### Extracted text
[BEGIN]

In [1]:
import PyPDF2
import pandas as pd
import datetime
from dateutil.relativedelta import relativedelta
from dateutil.parser import parse

In [2]:
def get_doc_name(date):
    """Return the string pathname of the file."""
    return "p1-" + date.strftime('%B') + str(date.year) + ".pdf"

In [3]:
def extract_data_pdf(pdf_name):
    """Return list of strings (dates and prices mixed) from pdf document"""
    # Parse dates and prices for coffee from pdf
    pdfFileObj = open("data/" + pdf_name, 'rb')
    pdfReader = PyPDF2.PdfFileReader(pdfFileObj)
    pageObj = pdfReader.getPage(0)
    data = pageObj.extractText().split("\n")
    
    # Leave only date and prices
    start = data.index("Robustas")
    end = data.index("Average")
    return data[start + 1 : end]

In [6]:
def get_data_period(start_month=8, end_month=9, start_year=2017, end_year=2018):
    """
    Return list of lists
    
    Each sublist has it's first value a corresponding date, and rest of
    them are prices for different types of coffee
    
    Ex. ['01-Aug', '130.82', '158.74', '153.49', '136.18', '104.83']
    """
    # Get all dates in the period
    date_start = datetime.datetime(start_year, start_month, 1)
    date_end = datetime.datetime(end_year, end_month, 1)
    step = relativedelta(months=+1)
    all_months = []
    while date_start <= date_end:
        all_months.append(date_start)
        date_start += step
    pdf_names = [get_doc_name(date) for date in all_months]

    # Get all names of documents
    all_data = [extract_data_pdf(name) for name in pdf_names]
    
    # Flatten list
    all_data = [item for sublist in all_data for item in sublist]
    chunk_data = []
    
    # Find months and make new sublists
    temp = []
    for i in all_data:
        if not i.replace('.', '', 1).isdigit():
            chunk_data.append(temp)

[END]

### Supplied records
[BEGIN]

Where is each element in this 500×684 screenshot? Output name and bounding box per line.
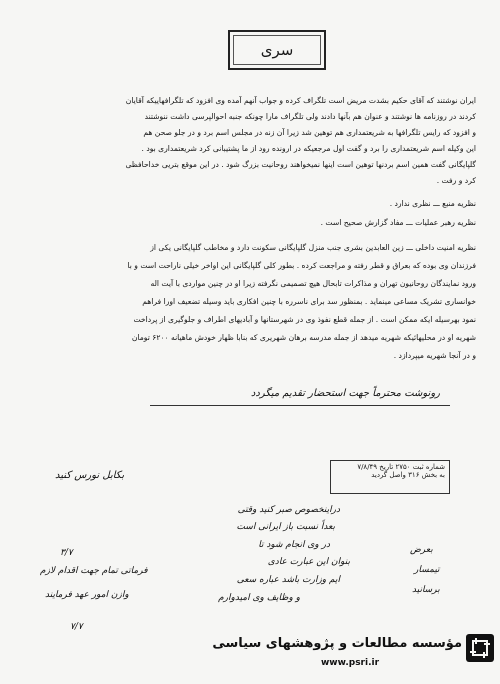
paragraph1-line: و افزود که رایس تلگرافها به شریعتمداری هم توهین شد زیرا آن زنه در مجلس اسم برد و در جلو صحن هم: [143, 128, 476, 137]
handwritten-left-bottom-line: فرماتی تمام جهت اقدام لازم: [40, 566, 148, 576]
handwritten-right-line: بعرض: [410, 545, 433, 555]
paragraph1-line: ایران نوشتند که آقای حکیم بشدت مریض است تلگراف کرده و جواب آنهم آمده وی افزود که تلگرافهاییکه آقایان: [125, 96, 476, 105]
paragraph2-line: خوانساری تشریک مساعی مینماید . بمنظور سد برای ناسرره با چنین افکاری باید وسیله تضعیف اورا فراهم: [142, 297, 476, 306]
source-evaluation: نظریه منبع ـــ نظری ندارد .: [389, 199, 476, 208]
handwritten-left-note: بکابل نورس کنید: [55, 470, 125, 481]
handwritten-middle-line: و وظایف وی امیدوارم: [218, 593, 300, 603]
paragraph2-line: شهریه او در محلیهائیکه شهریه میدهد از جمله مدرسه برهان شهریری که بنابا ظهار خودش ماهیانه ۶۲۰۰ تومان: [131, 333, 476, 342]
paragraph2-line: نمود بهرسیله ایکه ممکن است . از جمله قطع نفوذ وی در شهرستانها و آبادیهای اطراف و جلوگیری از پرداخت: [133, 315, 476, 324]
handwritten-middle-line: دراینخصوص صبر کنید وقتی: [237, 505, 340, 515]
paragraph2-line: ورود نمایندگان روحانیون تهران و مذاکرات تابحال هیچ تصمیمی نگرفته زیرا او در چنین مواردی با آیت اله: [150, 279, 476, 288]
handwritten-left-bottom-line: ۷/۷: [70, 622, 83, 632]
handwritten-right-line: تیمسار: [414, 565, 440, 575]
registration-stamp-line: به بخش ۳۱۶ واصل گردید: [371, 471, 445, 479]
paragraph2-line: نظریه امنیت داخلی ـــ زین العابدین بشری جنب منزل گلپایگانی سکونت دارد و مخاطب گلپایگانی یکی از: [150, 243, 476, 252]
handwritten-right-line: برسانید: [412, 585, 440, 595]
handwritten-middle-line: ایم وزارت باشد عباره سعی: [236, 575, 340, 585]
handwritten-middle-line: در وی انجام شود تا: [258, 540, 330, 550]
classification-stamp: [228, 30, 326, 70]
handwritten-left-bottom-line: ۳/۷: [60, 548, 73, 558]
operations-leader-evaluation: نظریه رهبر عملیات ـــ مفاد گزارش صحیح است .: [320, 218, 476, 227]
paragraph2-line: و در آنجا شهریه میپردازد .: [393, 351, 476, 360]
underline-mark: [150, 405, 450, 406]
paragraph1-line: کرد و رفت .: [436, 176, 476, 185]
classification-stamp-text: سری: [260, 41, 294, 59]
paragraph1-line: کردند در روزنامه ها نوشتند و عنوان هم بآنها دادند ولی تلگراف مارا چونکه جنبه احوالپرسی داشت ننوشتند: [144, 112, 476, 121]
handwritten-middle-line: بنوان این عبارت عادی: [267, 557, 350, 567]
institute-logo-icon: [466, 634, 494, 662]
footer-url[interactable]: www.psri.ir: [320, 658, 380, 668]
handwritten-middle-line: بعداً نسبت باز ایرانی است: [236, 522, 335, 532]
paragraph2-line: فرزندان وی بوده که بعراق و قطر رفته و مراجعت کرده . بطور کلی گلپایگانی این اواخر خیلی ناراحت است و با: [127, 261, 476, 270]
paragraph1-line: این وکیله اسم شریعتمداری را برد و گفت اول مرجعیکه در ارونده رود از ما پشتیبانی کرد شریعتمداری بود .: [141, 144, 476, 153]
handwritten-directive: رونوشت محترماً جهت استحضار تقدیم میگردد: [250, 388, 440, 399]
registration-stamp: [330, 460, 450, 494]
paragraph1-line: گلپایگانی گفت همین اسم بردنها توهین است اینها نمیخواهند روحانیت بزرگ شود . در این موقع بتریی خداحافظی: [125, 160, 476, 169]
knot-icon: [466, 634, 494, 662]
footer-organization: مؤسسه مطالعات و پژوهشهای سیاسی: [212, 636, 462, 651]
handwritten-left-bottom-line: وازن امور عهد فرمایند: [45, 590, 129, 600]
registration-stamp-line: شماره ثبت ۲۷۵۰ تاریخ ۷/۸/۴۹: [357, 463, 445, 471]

[END]
[BEGIN]

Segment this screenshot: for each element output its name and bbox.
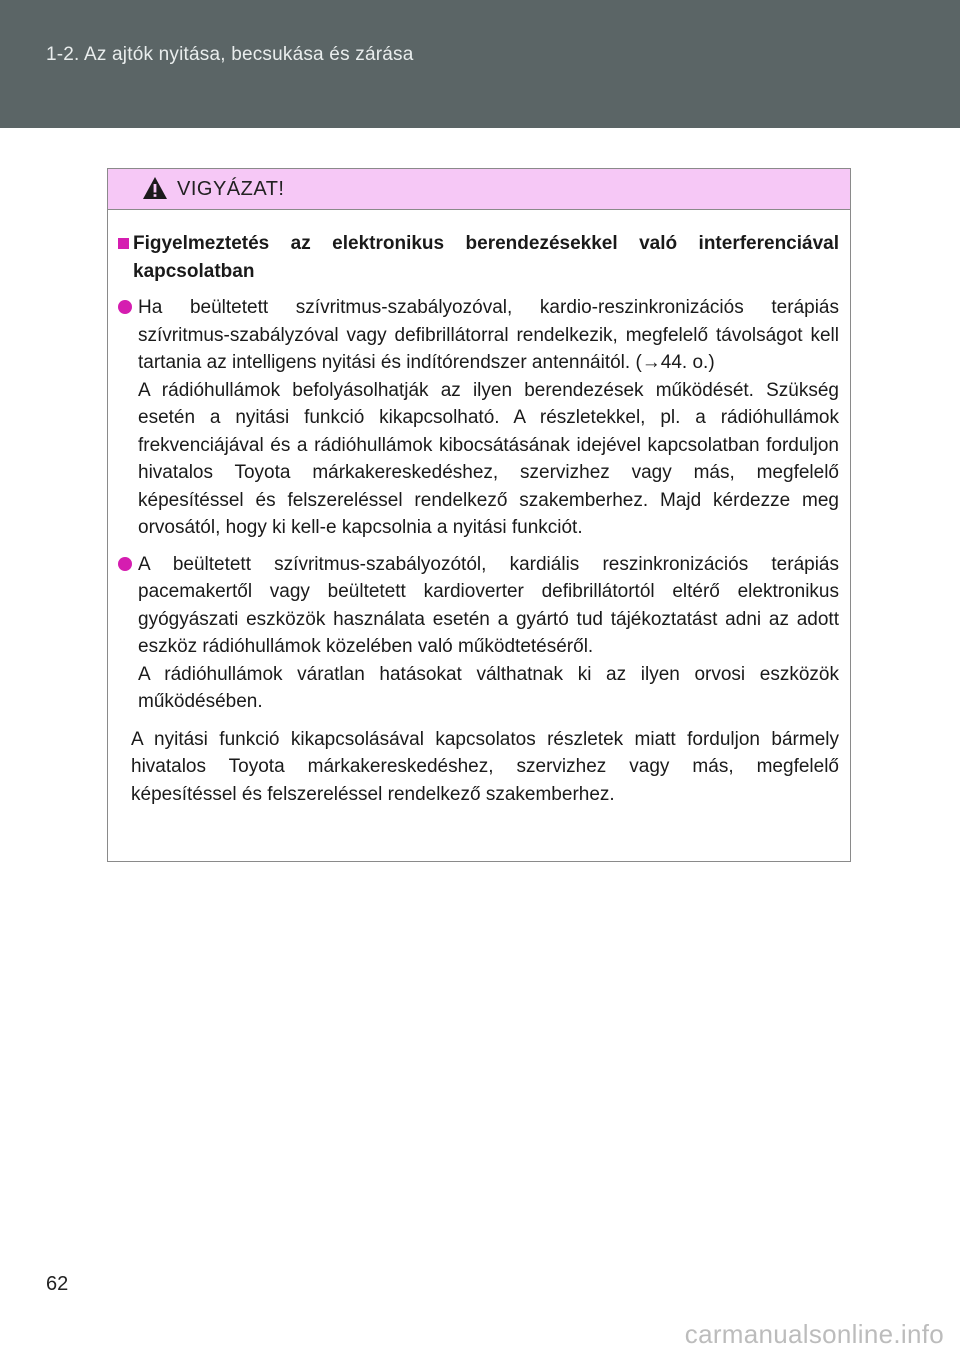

[END]

### Instruction 1
Return the passage of the coffee-price notebook code that runs from "# Parse dates" up to and including "pageObj = pdfReader.getPage(0)", copied without alteration.
### Instruction 2
Translate the sentence "Return the string pathname of the file." from the coffee-price notebook code into Spanish.

### Exercise solution 1
# Parse dates and prices for coffee from pdf
    pdfFileObj = open("data/" + pdf_name, 'rb')
    pdfReader = PyPDF2.PdfFileReader(pdfFileObj)
    pageObj = pdfReader.getPage(0)

### Exercise solution 2
Devuelve la cadena con el nombre de ruta del archivo.